**Information shown**.
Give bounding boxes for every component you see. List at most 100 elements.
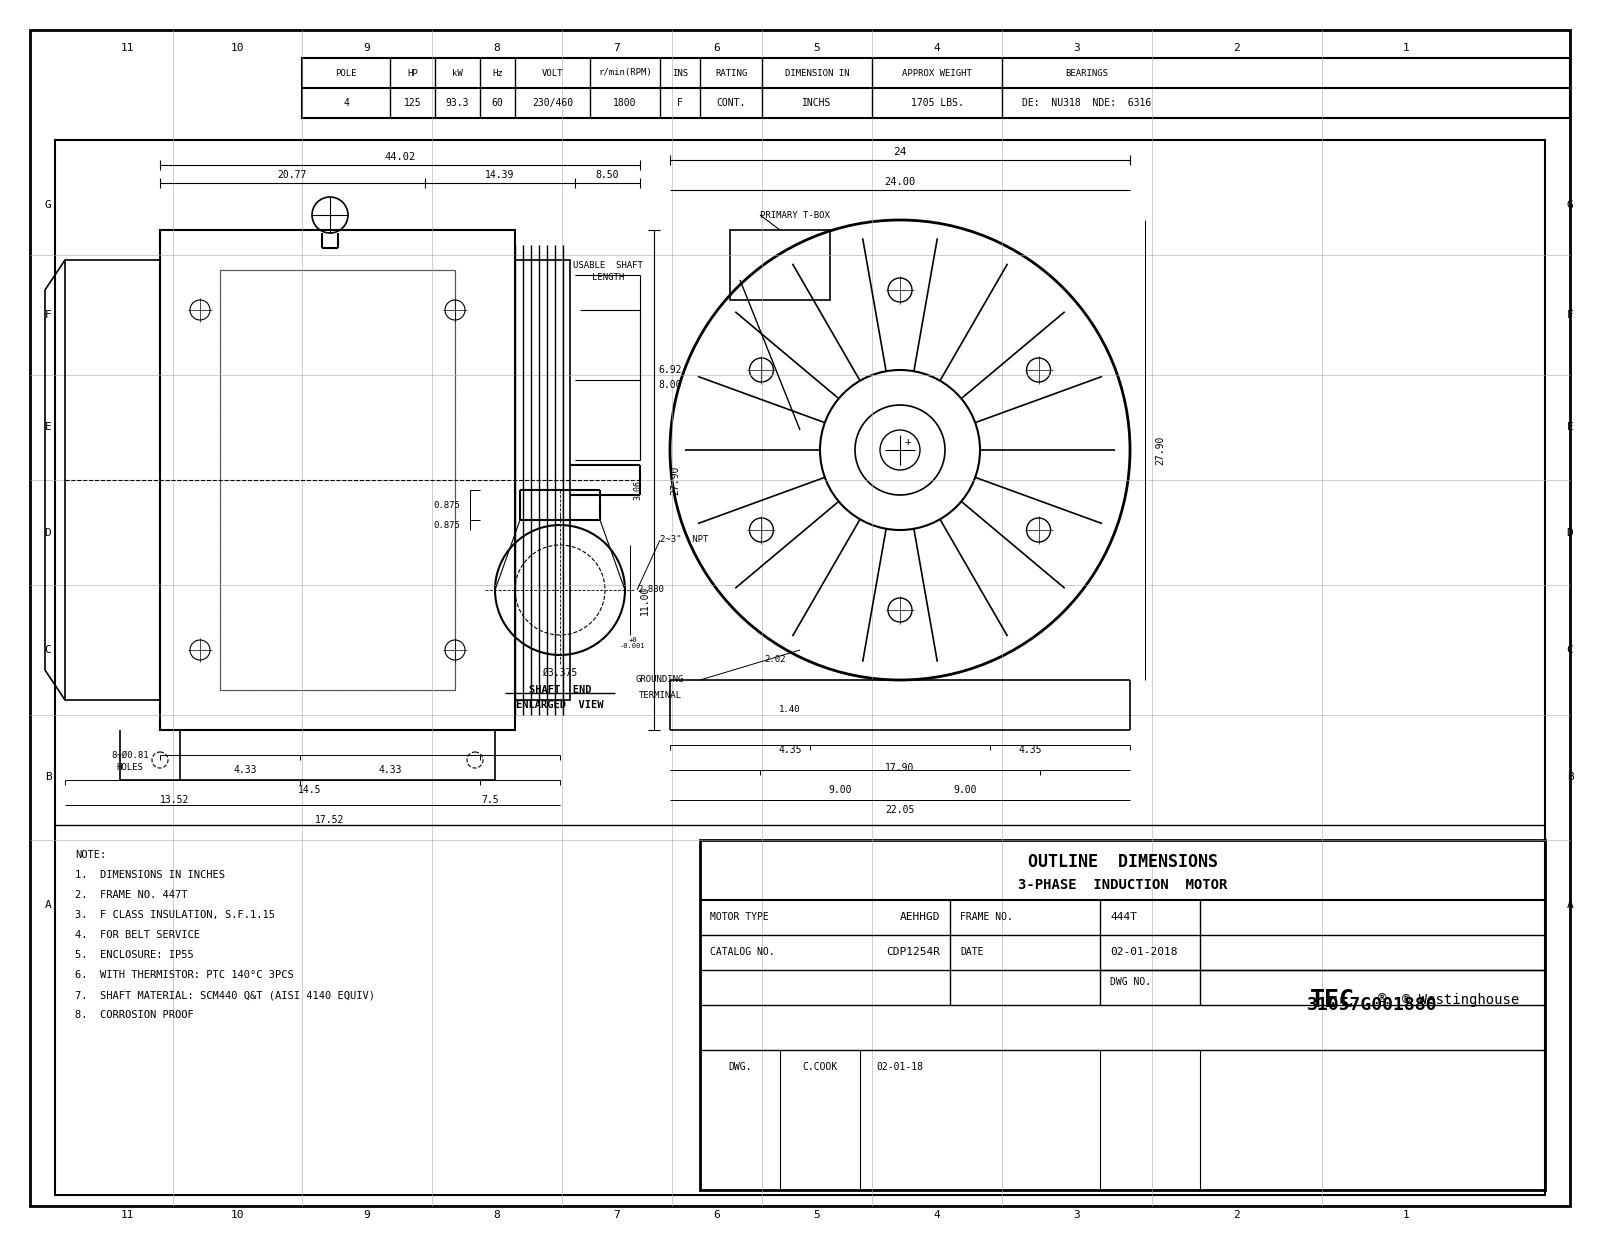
Text: 24.00: 24.00: [885, 177, 915, 187]
Text: MOTOR TYPE: MOTOR TYPE: [710, 912, 768, 922]
Text: 9.00: 9.00: [954, 785, 976, 795]
Text: CONT.: CONT.: [717, 98, 746, 108]
Bar: [701, 840, 1546, 1190]
Text: Ø3.375: Ø3.375: [542, 667, 578, 679]
Text: 5: 5: [814, 1210, 821, 1220]
Text: 3.  F CLASS INSULATION, S.F.1.15: 3. F CLASS INSULATION, S.F.1.15: [75, 910, 275, 920]
Text: ENLARGED  VIEW: ENLARGED VIEW: [517, 700, 603, 709]
Text: 1: 1: [1403, 43, 1410, 53]
Text: 1800: 1800: [613, 98, 637, 108]
Text: HP: HP: [406, 68, 418, 78]
Text: 3-PHASE  INDUCTION  MOTOR: 3-PHASE INDUCTION MOTOR: [1018, 878, 1227, 892]
Text: 02-01-2018: 02-01-2018: [1110, 947, 1178, 957]
Text: FRAME NO.: FRAME NO.: [960, 912, 1013, 922]
Text: 20.77: 20.77: [277, 171, 307, 180]
Text: E: E: [1566, 423, 1573, 433]
Text: F: F: [677, 98, 683, 108]
Text: C: C: [1566, 645, 1573, 655]
Text: SHAFT  END: SHAFT END: [528, 685, 592, 695]
Text: 7: 7: [614, 43, 621, 53]
Text: 11.00: 11.00: [640, 586, 650, 614]
Text: D: D: [45, 528, 51, 538]
Text: A: A: [45, 900, 51, 910]
Text: F: F: [1566, 310, 1573, 320]
Bar: [515, 260, 570, 700]
Text: 17.90: 17.90: [885, 763, 915, 772]
Text: 10: 10: [230, 1210, 245, 1220]
Text: 11: 11: [120, 1210, 134, 1220]
Text: 4.35: 4.35: [778, 745, 802, 755]
Text: VOLT: VOLT: [542, 68, 563, 78]
Text: DIMENSION IN: DIMENSION IN: [784, 68, 850, 78]
Text: 24: 24: [893, 147, 907, 157]
Text: 5.  ENCLOSURE: IP55: 5. ENCLOSURE: IP55: [75, 950, 194, 960]
Text: 4: 4: [934, 43, 941, 53]
Text: 8: 8: [494, 1210, 501, 1220]
Text: 4.33: 4.33: [234, 765, 256, 775]
Text: PRIMARY T-BOX: PRIMARY T-BOX: [760, 210, 830, 220]
Text: 9.00: 9.00: [829, 785, 851, 795]
Text: 230/460: 230/460: [531, 98, 573, 108]
Text: 2.880: 2.880: [637, 586, 664, 595]
Text: 6: 6: [714, 43, 720, 53]
Text: AEHHGD: AEHHGD: [899, 912, 941, 922]
Text: DE:  NU318  NDE:  6316: DE: NU318 NDE: 6316: [1022, 98, 1152, 108]
Text: 7.5: 7.5: [482, 795, 499, 805]
Text: 4.33: 4.33: [378, 765, 402, 775]
Text: OUTLINE  DIMENSIONS: OUTLINE DIMENSIONS: [1027, 853, 1218, 871]
Text: C.COOK: C.COOK: [802, 1062, 838, 1072]
Text: CATALOG NO.: CATALOG NO.: [710, 947, 774, 957]
Text: 7.  SHAFT MATERIAL: SCM440 Q&T (AISI 4140 EQUIV): 7. SHAFT MATERIAL: SCM440 Q&T (AISI 4140…: [75, 990, 374, 1000]
Text: 8~Ø0.81: 8~Ø0.81: [110, 750, 149, 759]
Text: Hz: Hz: [493, 68, 502, 78]
Text: HOLES: HOLES: [117, 764, 144, 772]
Text: INCHS: INCHS: [802, 98, 832, 108]
Text: B: B: [1566, 772, 1573, 782]
Text: F: F: [45, 310, 51, 320]
Text: DWG.: DWG.: [728, 1062, 752, 1072]
Text: ® Westinghouse: ® Westinghouse: [1403, 993, 1520, 1007]
Text: 60: 60: [491, 98, 504, 108]
Text: C: C: [45, 645, 51, 655]
Text: 7: 7: [614, 1210, 621, 1220]
Text: 22.05: 22.05: [885, 805, 915, 815]
Text: 444T: 444T: [1110, 912, 1138, 922]
Text: 3.06: 3.06: [634, 480, 643, 501]
Text: 5: 5: [814, 43, 821, 53]
Text: E: E: [45, 423, 51, 433]
Text: 0.875: 0.875: [434, 520, 461, 529]
Text: USABLE  SHAFT: USABLE SHAFT: [573, 261, 643, 269]
Text: 4: 4: [342, 98, 349, 108]
Text: 8.  CORROSION PROOF: 8. CORROSION PROOF: [75, 1010, 194, 1020]
Text: 27.90: 27.90: [1155, 435, 1165, 465]
Text: A: A: [1566, 900, 1573, 910]
Text: BEARINGS: BEARINGS: [1066, 68, 1109, 78]
Bar: [160, 230, 515, 730]
Text: +0
-0.001: +0 -0.001: [621, 637, 646, 649]
Bar: [730, 230, 830, 300]
Text: 93.3: 93.3: [446, 98, 469, 108]
Text: 6.92: 6.92: [658, 365, 682, 375]
Text: 9: 9: [363, 43, 370, 53]
Text: 4: 4: [934, 1210, 941, 1220]
Text: 8.50: 8.50: [595, 171, 619, 180]
Text: +: +: [904, 438, 912, 447]
Text: 2: 2: [1234, 43, 1240, 53]
Text: 4.  FOR BELT SERVICE: 4. FOR BELT SERVICE: [75, 929, 200, 941]
Text: NOTE:: NOTE:: [75, 850, 106, 860]
Text: 1.40: 1.40: [779, 706, 800, 714]
Text: 2~3"  NPT: 2~3" NPT: [661, 535, 709, 545]
Text: 2.  FRAME NO. 447T: 2. FRAME NO. 447T: [75, 890, 187, 900]
Text: 6: 6: [714, 1210, 720, 1220]
Text: 6.  WITH THERMISTOR: PTC 140°C 3PCS: 6. WITH THERMISTOR: PTC 140°C 3PCS: [75, 970, 294, 980]
Text: 3: 3: [1074, 43, 1080, 53]
Text: 125: 125: [403, 98, 421, 108]
Bar: [221, 269, 454, 690]
Text: INS: INS: [672, 68, 688, 78]
Text: G: G: [1566, 200, 1573, 210]
Text: POLE: POLE: [336, 68, 357, 78]
Text: G: G: [45, 200, 51, 210]
Text: 13.52: 13.52: [160, 795, 190, 805]
Text: 31057G001880: 31057G001880: [1307, 996, 1438, 1014]
Text: CDP1254R: CDP1254R: [886, 947, 941, 957]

**What is needed**.
Can you retype every line of the entries above word for word, leaving the pictures out?

**Result**.
Give bounding boxes for every component you see. List at most 100 elements.
Text: 24.00: 24.00: [885, 177, 915, 187]
Text: MOTOR TYPE: MOTOR TYPE: [710, 912, 768, 922]
Text: 9.00: 9.00: [954, 785, 976, 795]
Text: CONT.: CONT.: [717, 98, 746, 108]
Bar: [701, 840, 1546, 1190]
Text: Ø3.375: Ø3.375: [542, 667, 578, 679]
Text: 5: 5: [814, 1210, 821, 1220]
Text: 3.  F CLASS INSULATION, S.F.1.15: 3. F CLASS INSULATION, S.F.1.15: [75, 910, 275, 920]
Text: ENLARGED  VIEW: ENLARGED VIEW: [517, 700, 603, 709]
Text: 1: 1: [1403, 43, 1410, 53]
Text: 1800: 1800: [613, 98, 637, 108]
Text: HP: HP: [406, 68, 418, 78]
Text: 3-PHASE  INDUCTION  MOTOR: 3-PHASE INDUCTION MOTOR: [1018, 878, 1227, 892]
Text: 02-01-2018: 02-01-2018: [1110, 947, 1178, 957]
Text: FRAME NO.: FRAME NO.: [960, 912, 1013, 922]
Text: 20.77: 20.77: [277, 171, 307, 180]
Text: E: E: [1566, 423, 1573, 433]
Text: F: F: [677, 98, 683, 108]
Text: C: C: [1566, 645, 1573, 655]
Text: SHAFT  END: SHAFT END: [528, 685, 592, 695]
Text: 7: 7: [614, 43, 621, 53]
Text: 11.00: 11.00: [640, 586, 650, 614]
Text: D: D: [45, 528, 51, 538]
Text: A: A: [45, 900, 51, 910]
Text: F: F: [1566, 310, 1573, 320]
Bar: [515, 260, 570, 700]
Text: 17.90: 17.90: [885, 763, 915, 772]
Text: 10: 10: [230, 1210, 245, 1220]
Text: 11: 11: [120, 1210, 134, 1220]
Text: 4.35: 4.35: [778, 745, 802, 755]
Text: VOLT: VOLT: [542, 68, 563, 78]
Text: DIMENSION IN: DIMENSION IN: [784, 68, 850, 78]
Text: 24: 24: [893, 147, 907, 157]
Text: 5.  ENCLOSURE: IP55: 5. ENCLOSURE: IP55: [75, 950, 194, 960]
Text: 4: 4: [934, 43, 941, 53]
Text: 8: 8: [494, 1210, 501, 1220]
Text: 4.33: 4.33: [234, 765, 256, 775]
Text: PRIMARY T-BOX: PRIMARY T-BOX: [760, 210, 830, 220]
Text: 9.00: 9.00: [829, 785, 851, 795]
Text: 230/460: 230/460: [531, 98, 573, 108]
Text: 2.880: 2.880: [637, 586, 664, 595]
Text: 6: 6: [714, 43, 720, 53]
Text: AEHHGD: AEHHGD: [899, 912, 941, 922]
Text: DE:  NU318  NDE:  6316: DE: NU318 NDE: 6316: [1022, 98, 1152, 108]
Text: 7.5: 7.5: [482, 795, 499, 805]
Text: 4.33: 4.33: [378, 765, 402, 775]
Text: OUTLINE  DIMENSIONS: OUTLINE DIMENSIONS: [1027, 853, 1218, 871]
Text: C.COOK: C.COOK: [802, 1062, 838, 1072]
Text: CATALOG NO.: CATALOG NO.: [710, 947, 774, 957]
Text: 7.  SHAFT MATERIAL: SCM440 Q&T (AISI 4140 EQUIV): 7. SHAFT MATERIAL: SCM440 Q&T (AISI 4140…: [75, 990, 374, 1000]
Text: 8~Ø0.81: 8~Ø0.81: [110, 750, 149, 759]
Text: Hz: Hz: [493, 68, 502, 78]
Text: HOLES: HOLES: [117, 764, 144, 772]
Text: INCHS: INCHS: [802, 98, 832, 108]
Text: B: B: [1566, 772, 1573, 782]
Text: F: F: [45, 310, 51, 320]
Text: DWG.: DWG.: [728, 1062, 752, 1072]
Text: ® Westinghouse: ® Westinghouse: [1403, 993, 1520, 1007]
Text: 60: 60: [491, 98, 504, 108]
Text: C: C: [45, 645, 51, 655]
Text: 7: 7: [614, 1210, 621, 1220]
Text: 22.05: 22.05: [885, 805, 915, 815]
Text: 444T: 444T: [1110, 912, 1138, 922]
Text: 3.06: 3.06: [634, 480, 643, 501]
Text: 5: 5: [814, 43, 821, 53]
Text: E: E: [45, 423, 51, 433]
Text: 0.875: 0.875: [434, 520, 461, 529]
Text: USABLE  SHAFT: USABLE SHAFT: [573, 261, 643, 269]
Text: 4: 4: [342, 98, 349, 108]
Text: 8.  CORROSION PROOF: 8. CORROSION PROOF: [75, 1010, 194, 1020]
Text: 27.90: 27.90: [1155, 435, 1165, 465]
Text: A: A: [1566, 900, 1573, 910]
Text: BEARINGS: BEARINGS: [1066, 68, 1109, 78]
Bar: [160, 230, 515, 730]
Text: +0
-0.001: +0 -0.001: [621, 637, 646, 649]
Bar: [730, 230, 830, 300]
Text: 93.3: 93.3: [446, 98, 469, 108]
Text: 6.92: 6.92: [658, 365, 682, 375]
Text: 9: 9: [363, 43, 370, 53]
Text: 4: 4: [934, 1210, 941, 1220]
Text: 8.50: 8.50: [595, 171, 619, 180]
Text: +: +: [904, 438, 912, 447]
Text: 2: 2: [1234, 43, 1240, 53]
Text: 4.  FOR BELT SERVICE: 4. FOR BELT SERVICE: [75, 929, 200, 941]
Text: NOTE:: NOTE:: [75, 850, 106, 860]
Text: 1.40: 1.40: [779, 706, 800, 714]
Text: 2~3"  NPT: 2~3" NPT: [661, 535, 709, 545]
Text: 2.  FRAME NO. 447T: 2. FRAME NO. 447T: [75, 890, 187, 900]
Text: 6: 6: [714, 1210, 720, 1220]
Text: 6.  WITH THERMISTOR: PTC 140°C 3PCS: 6. WITH THERMISTOR: PTC 140°C 3PCS: [75, 970, 294, 980]
Text: 3: 3: [1074, 43, 1080, 53]
Text: 125: 125: [403, 98, 421, 108]
Bar: [221, 269, 454, 690]
Text: INS: INS: [672, 68, 688, 78]
Text: G: G: [1566, 200, 1573, 210]
Text: POLE: POLE: [336, 68, 357, 78]
Text: G: G: [45, 200, 51, 210]
Text: 13.52: 13.52: [160, 795, 190, 805]
Text: 31057G001880: 31057G001880: [1307, 996, 1438, 1014]
Text: CDP1254R: CDP1254R: [886, 947, 941, 957]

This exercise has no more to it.